### [MATERIAL TO PROCESS]
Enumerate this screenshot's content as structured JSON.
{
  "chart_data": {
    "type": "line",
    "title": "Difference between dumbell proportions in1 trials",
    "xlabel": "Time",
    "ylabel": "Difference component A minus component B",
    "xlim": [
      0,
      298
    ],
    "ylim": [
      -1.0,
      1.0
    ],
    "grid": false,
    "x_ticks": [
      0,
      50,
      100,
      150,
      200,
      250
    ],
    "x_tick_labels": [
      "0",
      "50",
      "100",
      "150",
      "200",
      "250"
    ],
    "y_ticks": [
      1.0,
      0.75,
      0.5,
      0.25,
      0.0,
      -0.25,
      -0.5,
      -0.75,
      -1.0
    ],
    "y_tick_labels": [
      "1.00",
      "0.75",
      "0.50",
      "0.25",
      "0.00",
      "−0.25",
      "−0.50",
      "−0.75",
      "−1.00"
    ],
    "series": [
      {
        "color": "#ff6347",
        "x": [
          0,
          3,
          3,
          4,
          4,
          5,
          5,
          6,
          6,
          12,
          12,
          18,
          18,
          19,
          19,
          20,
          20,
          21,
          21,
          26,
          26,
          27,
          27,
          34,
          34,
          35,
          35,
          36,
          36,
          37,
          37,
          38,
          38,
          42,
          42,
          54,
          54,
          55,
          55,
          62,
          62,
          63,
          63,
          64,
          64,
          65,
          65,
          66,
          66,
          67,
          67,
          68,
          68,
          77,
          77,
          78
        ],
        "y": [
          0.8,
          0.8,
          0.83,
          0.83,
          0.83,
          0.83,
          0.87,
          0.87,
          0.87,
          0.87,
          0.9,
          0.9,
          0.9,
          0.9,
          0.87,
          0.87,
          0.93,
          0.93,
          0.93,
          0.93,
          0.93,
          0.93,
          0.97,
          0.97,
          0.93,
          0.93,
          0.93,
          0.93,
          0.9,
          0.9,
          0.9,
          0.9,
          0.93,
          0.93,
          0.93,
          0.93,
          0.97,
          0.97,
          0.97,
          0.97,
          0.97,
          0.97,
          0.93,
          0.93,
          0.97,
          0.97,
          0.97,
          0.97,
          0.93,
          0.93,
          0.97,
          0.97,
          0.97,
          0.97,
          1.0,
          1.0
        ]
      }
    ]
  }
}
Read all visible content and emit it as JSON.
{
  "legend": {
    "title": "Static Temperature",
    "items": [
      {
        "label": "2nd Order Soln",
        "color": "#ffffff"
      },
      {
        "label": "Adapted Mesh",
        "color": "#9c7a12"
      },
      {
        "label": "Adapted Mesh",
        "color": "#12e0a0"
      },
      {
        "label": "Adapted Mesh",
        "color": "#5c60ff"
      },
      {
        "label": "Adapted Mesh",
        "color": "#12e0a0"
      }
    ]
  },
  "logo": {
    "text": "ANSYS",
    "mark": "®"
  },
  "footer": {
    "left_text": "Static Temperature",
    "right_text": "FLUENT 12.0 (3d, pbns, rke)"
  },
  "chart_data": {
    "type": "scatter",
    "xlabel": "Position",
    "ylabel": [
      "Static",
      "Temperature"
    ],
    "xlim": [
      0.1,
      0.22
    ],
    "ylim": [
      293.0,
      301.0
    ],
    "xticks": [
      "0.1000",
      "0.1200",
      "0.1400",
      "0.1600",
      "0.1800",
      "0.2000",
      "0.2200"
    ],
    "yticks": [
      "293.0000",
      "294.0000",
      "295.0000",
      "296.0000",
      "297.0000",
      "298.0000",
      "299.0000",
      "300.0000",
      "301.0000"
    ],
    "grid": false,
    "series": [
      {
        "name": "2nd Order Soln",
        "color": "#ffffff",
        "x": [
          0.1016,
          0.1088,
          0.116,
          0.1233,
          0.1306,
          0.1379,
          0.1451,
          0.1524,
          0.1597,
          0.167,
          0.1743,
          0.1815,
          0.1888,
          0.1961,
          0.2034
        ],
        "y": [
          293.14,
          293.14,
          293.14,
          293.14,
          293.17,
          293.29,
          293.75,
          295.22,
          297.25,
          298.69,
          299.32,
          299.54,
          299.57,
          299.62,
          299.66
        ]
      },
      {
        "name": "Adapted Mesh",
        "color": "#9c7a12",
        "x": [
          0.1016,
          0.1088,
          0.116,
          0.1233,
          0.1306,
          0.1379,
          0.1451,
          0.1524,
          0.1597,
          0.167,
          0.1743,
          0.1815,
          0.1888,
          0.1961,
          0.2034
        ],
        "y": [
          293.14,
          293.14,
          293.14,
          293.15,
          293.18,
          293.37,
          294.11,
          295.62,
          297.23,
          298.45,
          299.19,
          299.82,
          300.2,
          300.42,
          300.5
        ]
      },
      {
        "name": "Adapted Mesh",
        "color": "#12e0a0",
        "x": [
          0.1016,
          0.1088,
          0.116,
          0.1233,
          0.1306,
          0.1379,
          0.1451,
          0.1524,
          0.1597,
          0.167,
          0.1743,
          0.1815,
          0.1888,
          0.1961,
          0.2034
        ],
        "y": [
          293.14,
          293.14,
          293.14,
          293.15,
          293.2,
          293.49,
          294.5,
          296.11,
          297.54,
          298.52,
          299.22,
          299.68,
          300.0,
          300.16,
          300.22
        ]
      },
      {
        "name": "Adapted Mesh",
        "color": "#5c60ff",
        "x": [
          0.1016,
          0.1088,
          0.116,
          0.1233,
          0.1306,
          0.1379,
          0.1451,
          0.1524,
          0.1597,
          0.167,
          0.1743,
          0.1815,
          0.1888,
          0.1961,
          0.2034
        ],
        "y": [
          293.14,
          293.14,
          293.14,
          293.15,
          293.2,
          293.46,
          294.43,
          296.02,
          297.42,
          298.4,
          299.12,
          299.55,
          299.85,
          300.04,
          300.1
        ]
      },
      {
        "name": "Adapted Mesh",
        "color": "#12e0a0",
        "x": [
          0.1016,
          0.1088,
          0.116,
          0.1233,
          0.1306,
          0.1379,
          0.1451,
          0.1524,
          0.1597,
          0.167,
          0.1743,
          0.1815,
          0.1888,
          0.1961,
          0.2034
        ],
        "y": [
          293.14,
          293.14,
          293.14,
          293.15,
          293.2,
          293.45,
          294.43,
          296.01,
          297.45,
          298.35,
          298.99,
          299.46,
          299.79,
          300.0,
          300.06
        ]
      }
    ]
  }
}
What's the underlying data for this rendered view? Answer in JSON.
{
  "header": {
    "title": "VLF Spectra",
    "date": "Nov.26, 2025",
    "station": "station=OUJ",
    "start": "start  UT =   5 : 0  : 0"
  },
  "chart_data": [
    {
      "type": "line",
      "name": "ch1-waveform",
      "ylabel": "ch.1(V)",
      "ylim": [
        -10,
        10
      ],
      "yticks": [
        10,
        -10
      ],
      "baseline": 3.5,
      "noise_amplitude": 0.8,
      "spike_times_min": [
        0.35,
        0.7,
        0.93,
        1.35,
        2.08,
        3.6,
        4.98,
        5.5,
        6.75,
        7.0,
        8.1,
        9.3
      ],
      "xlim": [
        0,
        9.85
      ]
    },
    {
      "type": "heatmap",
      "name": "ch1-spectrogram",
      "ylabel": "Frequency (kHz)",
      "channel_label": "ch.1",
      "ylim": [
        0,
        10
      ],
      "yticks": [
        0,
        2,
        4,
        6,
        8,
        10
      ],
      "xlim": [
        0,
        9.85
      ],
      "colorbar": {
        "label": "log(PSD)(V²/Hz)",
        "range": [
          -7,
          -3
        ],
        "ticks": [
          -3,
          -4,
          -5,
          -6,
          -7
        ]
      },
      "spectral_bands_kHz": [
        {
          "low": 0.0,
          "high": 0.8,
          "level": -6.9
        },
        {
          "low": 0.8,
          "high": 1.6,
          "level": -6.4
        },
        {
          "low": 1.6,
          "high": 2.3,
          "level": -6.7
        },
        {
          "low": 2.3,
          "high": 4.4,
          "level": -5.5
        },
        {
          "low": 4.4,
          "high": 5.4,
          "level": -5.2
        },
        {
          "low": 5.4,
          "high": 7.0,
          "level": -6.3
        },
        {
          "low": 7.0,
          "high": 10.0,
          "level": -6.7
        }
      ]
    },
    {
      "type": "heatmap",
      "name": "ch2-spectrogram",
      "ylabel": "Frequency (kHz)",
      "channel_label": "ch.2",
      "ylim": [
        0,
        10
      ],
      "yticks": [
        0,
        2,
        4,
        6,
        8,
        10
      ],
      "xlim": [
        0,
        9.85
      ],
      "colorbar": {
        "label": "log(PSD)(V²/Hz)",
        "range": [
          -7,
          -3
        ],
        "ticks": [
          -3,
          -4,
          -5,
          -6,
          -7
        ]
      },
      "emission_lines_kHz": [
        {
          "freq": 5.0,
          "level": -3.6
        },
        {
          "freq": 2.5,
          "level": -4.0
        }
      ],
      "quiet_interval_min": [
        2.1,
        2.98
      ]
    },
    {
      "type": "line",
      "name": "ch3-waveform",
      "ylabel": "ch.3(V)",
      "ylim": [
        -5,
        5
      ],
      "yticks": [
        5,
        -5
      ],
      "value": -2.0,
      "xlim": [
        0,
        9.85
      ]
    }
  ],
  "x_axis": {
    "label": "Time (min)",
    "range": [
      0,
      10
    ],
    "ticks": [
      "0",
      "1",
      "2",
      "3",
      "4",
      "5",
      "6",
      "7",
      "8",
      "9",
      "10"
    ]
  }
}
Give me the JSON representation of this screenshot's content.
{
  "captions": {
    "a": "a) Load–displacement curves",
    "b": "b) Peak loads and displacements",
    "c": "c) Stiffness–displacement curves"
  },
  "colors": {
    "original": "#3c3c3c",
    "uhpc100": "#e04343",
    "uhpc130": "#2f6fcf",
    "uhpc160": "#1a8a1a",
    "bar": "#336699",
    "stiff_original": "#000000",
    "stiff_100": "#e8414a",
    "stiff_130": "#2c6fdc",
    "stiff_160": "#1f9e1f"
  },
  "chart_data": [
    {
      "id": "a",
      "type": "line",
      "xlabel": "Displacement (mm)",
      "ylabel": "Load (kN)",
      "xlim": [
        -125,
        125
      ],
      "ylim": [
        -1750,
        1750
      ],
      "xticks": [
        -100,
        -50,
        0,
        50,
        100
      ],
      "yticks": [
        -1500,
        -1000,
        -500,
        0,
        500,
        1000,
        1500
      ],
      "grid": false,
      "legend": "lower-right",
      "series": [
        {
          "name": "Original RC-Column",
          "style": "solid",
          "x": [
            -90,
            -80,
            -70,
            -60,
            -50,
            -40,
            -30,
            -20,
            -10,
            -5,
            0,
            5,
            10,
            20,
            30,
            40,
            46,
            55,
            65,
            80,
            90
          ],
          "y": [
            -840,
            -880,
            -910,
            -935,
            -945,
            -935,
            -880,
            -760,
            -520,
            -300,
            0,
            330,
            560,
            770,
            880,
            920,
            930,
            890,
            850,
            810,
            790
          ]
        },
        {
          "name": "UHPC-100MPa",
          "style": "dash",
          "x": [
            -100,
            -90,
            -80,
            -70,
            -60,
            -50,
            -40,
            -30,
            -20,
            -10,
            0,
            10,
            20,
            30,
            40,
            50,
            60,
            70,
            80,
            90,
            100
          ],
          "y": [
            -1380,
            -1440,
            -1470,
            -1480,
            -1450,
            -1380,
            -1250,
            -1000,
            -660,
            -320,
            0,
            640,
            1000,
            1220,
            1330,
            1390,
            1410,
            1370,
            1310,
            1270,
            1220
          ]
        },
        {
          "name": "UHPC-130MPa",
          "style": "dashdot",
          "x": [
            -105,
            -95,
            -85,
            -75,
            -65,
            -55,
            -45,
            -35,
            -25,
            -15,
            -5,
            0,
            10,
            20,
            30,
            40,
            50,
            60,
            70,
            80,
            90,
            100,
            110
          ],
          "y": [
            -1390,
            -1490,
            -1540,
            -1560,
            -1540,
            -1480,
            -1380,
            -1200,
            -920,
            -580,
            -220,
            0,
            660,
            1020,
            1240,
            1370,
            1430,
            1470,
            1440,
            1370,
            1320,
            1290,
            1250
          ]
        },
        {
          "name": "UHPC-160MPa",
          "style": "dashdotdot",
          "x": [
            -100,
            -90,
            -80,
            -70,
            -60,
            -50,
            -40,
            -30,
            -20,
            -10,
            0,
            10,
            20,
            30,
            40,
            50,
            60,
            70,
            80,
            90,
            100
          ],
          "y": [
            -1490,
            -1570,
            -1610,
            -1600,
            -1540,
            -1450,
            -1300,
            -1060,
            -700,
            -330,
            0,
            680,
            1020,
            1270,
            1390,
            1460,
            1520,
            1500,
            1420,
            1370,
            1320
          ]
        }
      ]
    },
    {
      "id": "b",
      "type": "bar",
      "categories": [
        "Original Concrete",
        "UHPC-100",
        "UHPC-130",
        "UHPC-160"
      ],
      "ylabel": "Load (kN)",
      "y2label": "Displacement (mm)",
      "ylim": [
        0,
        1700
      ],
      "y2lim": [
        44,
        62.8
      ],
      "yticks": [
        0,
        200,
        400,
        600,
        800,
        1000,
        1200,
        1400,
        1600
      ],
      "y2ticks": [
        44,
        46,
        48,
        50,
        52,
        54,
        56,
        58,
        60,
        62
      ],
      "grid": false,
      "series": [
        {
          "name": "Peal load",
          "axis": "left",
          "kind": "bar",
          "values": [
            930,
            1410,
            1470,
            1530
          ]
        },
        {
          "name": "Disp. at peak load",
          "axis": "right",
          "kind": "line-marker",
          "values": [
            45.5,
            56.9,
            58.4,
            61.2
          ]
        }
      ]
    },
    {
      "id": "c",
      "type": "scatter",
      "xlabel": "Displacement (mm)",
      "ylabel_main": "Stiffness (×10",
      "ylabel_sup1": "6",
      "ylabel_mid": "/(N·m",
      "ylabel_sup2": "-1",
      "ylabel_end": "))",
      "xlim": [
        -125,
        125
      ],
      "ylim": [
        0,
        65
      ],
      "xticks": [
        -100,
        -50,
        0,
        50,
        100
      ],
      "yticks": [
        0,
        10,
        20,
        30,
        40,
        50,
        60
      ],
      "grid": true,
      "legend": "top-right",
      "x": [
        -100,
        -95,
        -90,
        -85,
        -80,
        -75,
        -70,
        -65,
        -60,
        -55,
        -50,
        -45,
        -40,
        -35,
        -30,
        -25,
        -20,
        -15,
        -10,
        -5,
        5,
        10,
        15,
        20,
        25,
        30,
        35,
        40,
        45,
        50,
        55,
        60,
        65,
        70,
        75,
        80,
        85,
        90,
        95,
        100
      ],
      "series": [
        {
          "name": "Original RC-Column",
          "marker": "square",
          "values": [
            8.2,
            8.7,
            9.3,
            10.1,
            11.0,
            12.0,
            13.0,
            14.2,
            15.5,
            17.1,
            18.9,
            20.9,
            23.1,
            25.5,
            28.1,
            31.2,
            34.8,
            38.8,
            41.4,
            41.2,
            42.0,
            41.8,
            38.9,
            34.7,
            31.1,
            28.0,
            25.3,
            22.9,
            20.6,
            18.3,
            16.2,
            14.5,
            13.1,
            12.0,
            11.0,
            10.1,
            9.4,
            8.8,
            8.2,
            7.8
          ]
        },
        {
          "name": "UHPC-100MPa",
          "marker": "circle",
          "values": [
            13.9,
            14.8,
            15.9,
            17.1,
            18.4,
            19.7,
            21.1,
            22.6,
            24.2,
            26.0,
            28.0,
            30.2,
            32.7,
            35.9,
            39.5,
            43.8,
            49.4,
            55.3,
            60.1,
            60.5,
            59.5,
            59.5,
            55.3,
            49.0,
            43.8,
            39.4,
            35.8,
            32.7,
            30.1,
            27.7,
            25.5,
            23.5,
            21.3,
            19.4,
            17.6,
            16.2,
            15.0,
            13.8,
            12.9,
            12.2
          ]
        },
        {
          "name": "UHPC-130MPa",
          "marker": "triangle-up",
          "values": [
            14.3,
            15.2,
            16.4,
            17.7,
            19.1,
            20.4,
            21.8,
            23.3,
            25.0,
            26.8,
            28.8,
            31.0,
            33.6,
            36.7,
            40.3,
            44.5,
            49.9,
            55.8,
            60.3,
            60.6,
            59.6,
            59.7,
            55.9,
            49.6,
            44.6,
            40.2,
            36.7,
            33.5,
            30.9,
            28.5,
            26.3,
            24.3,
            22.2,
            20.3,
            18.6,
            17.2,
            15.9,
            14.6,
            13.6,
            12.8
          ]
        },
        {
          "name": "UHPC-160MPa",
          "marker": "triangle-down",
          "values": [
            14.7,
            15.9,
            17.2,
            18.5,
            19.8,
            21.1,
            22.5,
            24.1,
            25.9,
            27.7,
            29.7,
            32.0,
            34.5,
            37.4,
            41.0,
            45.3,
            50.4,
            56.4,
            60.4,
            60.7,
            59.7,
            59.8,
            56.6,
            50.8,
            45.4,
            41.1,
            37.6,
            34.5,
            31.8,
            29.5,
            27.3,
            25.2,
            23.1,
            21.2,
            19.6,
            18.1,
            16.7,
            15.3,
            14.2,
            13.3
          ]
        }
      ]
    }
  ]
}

### [EXERCISE GOAL]
Using the listing above, pick out each line that contains the word "Static", then copy it.

### [ANSWER TO THE TASK]
    "title": "Static Temperature",
    "left_text": "Static Temperature",
      "Static",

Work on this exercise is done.